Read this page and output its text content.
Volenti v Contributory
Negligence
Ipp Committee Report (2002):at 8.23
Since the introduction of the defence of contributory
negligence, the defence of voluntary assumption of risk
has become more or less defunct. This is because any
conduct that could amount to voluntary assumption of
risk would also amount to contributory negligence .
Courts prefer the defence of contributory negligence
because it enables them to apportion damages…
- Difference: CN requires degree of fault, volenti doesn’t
________
All the entries above need to be reproduced exactly.

▶ [EXERCISE ANSWER]:
Read this page and output its text content.
Volenti v Contributory
Negligence
Ipp Committee Report (2002):at 8.23
Since the introduction of the defence of contributory
negligence, the defence of voluntary assumption of risk
has become more or less defunct. This is because any
conduct that could amount to voluntary assumption of
risk would also amount to contributory negligence .
Courts prefer the defence of contributory negligence
because it enables them to apportion damages…
- Difference: CN requires degree of fault, volenti doesn’t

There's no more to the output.